EXERCISE TASK: From the entries below, please gather each line containing the string "JSON".

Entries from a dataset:

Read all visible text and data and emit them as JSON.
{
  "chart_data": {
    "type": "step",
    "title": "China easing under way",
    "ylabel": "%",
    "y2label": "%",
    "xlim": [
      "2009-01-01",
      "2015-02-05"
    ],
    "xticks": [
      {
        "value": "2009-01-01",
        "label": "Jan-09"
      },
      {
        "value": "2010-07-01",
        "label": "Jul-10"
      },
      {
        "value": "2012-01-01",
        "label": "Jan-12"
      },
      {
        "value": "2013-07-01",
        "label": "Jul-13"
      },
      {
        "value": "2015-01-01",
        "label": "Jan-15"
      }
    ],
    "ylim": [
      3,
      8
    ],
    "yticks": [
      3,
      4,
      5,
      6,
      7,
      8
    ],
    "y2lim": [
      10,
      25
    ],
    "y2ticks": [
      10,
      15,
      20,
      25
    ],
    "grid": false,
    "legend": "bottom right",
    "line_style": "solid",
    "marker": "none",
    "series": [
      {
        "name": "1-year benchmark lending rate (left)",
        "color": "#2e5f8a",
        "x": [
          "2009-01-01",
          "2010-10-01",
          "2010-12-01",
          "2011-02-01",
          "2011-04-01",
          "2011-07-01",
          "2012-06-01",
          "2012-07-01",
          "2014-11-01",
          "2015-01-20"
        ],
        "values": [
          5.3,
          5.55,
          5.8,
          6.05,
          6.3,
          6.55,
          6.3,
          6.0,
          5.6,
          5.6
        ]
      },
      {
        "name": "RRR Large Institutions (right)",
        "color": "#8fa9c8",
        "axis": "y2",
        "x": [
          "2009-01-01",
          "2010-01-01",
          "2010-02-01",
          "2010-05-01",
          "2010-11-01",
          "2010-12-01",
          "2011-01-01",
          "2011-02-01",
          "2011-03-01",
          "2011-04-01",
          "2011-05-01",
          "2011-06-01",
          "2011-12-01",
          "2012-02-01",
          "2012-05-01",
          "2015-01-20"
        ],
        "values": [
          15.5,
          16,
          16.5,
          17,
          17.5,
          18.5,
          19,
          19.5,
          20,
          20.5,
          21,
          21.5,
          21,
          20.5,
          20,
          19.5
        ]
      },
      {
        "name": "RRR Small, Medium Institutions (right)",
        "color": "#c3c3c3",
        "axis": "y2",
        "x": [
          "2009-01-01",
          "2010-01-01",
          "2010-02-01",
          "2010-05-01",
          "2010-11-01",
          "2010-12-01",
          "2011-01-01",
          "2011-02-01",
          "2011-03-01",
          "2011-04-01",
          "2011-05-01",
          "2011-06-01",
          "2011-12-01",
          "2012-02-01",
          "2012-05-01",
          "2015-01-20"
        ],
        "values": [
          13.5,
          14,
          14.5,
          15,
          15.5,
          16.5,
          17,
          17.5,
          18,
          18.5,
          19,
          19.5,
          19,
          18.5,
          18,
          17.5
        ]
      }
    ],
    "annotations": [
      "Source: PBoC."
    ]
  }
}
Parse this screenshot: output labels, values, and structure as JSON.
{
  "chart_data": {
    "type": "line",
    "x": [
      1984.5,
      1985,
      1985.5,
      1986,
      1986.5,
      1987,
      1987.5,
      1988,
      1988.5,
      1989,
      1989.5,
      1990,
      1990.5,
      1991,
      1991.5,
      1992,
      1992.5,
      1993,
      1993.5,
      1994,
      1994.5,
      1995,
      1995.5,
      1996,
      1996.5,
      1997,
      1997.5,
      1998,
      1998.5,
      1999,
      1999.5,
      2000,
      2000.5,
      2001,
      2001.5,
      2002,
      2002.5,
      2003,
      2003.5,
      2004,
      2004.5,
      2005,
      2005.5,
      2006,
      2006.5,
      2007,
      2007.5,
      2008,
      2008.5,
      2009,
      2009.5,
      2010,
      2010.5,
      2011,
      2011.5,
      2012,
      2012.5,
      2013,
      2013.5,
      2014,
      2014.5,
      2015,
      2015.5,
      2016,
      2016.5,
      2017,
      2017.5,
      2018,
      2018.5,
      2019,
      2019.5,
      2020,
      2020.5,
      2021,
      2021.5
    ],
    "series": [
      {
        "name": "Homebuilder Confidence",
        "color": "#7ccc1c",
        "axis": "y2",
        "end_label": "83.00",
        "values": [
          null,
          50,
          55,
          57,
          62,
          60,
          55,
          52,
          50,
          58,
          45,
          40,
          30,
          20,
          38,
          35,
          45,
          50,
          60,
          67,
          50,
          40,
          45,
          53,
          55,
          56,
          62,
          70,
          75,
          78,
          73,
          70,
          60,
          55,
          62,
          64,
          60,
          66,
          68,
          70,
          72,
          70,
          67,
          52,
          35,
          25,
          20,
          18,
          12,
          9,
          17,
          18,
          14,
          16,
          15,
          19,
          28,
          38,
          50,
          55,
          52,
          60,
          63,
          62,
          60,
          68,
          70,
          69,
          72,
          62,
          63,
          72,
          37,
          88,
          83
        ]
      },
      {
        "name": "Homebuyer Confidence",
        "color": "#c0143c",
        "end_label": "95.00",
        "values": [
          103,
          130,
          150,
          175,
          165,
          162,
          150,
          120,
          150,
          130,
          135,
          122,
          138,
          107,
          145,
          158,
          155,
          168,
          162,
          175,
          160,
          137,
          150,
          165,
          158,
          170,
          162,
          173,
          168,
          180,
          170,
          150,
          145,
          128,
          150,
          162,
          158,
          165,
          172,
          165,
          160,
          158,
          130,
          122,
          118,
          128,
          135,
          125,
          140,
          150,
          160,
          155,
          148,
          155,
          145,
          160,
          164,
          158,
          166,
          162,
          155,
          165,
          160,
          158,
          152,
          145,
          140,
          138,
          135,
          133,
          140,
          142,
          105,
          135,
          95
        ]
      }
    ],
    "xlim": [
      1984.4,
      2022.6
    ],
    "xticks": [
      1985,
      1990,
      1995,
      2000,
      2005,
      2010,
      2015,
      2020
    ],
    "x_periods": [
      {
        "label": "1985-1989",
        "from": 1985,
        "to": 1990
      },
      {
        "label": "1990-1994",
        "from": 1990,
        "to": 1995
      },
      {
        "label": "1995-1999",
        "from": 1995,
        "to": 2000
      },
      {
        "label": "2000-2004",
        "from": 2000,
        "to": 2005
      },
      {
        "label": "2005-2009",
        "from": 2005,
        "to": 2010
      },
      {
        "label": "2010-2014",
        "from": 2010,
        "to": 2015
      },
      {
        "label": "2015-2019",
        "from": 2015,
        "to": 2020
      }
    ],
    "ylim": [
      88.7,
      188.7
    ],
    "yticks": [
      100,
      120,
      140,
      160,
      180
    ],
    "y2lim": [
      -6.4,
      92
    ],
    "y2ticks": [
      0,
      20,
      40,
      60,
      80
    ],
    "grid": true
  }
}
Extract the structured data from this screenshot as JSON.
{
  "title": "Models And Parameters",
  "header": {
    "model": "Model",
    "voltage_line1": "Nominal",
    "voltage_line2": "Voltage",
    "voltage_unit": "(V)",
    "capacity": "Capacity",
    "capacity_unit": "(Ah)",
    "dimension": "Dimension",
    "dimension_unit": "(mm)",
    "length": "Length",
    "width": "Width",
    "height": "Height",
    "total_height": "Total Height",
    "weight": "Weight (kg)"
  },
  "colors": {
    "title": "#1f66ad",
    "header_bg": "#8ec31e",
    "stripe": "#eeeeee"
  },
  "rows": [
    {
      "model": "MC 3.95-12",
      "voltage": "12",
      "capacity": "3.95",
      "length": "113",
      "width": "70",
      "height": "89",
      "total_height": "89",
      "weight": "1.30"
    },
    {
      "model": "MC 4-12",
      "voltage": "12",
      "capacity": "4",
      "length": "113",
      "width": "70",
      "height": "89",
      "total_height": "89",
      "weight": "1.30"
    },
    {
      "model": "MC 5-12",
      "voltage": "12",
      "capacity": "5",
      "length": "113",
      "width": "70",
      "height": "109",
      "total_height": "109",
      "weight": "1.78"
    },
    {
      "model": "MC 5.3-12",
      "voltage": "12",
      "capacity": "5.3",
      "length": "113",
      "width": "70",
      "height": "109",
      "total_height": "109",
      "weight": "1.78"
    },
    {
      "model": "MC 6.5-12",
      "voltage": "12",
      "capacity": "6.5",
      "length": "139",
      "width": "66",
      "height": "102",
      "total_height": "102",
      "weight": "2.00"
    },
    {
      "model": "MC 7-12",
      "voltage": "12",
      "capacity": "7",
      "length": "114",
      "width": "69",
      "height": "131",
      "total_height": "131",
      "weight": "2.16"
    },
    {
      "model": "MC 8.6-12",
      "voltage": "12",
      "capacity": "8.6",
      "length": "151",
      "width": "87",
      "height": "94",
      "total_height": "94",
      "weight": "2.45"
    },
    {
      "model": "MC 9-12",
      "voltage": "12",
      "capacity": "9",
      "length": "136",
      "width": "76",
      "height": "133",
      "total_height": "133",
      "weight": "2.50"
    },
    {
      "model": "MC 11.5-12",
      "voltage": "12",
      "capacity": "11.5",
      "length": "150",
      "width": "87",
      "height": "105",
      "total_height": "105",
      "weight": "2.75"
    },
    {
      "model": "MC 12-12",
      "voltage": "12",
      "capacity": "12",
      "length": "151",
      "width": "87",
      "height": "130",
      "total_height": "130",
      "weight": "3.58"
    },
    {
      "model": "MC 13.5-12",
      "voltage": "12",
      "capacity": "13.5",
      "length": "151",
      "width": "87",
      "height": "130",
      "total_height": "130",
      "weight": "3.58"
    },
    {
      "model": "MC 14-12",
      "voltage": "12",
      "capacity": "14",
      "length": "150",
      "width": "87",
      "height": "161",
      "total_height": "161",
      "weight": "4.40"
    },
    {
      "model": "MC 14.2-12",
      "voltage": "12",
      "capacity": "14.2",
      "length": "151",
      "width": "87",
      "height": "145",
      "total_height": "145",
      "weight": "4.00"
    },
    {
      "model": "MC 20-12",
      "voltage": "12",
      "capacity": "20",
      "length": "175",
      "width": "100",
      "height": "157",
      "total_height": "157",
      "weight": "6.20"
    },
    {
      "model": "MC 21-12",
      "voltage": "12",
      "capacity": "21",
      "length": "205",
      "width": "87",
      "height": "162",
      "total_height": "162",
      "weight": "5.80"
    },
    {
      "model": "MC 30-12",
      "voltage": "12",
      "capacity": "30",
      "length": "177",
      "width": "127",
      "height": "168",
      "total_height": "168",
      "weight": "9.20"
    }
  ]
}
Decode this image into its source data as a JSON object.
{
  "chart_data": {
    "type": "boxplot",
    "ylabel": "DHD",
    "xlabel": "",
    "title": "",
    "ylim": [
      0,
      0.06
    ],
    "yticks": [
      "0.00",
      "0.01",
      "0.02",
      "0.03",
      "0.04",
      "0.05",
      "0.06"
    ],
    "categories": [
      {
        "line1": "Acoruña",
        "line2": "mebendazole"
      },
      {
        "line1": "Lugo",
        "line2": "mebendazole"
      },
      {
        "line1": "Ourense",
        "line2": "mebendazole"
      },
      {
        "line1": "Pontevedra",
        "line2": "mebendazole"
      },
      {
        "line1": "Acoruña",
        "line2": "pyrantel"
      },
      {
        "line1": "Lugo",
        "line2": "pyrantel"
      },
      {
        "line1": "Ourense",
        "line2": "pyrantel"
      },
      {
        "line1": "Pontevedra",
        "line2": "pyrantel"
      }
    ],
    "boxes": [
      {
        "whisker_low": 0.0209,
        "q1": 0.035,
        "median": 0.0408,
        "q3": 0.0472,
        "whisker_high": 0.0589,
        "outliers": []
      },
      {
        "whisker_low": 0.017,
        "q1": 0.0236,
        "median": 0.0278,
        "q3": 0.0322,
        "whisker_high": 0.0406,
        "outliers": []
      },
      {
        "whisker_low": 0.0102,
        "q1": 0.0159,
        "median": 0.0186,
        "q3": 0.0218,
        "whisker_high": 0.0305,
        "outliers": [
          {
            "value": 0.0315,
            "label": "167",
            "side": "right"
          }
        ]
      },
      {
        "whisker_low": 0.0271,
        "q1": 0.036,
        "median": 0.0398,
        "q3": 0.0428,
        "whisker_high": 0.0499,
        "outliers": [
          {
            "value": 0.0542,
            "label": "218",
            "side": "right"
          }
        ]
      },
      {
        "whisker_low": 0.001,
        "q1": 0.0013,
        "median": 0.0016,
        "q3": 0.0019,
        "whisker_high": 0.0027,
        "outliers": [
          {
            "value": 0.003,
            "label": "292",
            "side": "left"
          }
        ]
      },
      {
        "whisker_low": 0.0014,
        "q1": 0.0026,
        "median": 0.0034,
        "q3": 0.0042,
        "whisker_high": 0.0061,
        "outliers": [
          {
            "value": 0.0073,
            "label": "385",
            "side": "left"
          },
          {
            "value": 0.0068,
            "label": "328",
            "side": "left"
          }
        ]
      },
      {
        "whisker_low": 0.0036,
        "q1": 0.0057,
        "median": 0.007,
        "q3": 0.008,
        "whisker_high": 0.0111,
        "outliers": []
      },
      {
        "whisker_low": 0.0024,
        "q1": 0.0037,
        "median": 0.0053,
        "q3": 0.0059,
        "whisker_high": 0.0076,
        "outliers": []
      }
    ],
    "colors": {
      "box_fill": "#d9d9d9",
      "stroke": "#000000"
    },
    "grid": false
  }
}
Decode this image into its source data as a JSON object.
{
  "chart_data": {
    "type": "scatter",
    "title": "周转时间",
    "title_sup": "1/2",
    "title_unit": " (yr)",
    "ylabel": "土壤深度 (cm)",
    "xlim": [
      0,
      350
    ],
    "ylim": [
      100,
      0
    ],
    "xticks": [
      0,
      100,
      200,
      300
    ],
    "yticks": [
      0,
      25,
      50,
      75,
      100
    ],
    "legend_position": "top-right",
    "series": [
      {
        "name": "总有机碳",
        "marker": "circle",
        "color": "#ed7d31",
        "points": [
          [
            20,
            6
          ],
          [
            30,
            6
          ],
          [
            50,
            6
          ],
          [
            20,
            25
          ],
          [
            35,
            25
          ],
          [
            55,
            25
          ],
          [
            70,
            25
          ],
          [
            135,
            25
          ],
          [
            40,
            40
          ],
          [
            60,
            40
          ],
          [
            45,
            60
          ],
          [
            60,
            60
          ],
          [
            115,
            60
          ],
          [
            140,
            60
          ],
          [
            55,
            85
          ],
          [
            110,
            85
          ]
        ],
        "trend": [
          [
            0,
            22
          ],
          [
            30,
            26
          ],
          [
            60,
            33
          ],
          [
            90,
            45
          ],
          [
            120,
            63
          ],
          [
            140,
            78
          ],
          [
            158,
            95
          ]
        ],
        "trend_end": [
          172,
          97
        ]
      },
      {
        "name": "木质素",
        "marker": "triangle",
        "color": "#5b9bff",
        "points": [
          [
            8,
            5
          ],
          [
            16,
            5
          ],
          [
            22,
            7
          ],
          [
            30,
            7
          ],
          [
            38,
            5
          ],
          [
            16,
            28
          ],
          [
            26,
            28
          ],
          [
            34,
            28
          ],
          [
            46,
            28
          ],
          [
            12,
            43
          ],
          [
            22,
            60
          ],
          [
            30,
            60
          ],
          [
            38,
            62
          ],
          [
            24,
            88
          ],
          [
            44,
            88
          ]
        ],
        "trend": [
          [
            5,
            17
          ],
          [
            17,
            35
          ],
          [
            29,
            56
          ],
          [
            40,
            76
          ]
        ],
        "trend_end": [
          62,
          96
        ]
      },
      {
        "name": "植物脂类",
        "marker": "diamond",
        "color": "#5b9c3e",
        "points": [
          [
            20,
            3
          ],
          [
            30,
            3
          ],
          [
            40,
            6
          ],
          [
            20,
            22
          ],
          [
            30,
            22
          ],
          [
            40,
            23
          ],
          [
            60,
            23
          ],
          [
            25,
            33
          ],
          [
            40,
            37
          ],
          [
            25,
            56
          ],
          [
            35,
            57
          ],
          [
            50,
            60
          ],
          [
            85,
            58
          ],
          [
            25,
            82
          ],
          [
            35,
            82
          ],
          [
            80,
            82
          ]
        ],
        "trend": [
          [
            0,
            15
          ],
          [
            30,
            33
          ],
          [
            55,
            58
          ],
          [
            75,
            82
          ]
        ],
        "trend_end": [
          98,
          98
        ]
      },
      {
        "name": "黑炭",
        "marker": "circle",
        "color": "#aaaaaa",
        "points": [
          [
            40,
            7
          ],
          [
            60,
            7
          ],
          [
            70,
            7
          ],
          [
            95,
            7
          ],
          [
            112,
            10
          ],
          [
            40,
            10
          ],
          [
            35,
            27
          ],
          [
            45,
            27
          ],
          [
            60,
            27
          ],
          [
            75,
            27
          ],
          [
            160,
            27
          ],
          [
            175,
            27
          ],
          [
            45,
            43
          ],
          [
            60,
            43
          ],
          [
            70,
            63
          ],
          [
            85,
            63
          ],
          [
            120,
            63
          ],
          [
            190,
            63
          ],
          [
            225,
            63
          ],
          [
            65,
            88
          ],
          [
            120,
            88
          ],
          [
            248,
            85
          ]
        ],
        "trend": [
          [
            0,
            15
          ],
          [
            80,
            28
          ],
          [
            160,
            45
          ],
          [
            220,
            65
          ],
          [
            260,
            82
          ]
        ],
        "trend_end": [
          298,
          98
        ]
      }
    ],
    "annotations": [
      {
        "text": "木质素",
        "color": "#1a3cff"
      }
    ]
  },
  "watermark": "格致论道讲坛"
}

CORRECT OUTPUT:
Read all visible text and data and emit them as JSON.
Parse this screenshot: output labels, values, and structure as JSON.
Extract the structured data from this screenshot as JSON.
Decode this image into its source data as a JSON object.
Decode this image into its source data as a JSON object.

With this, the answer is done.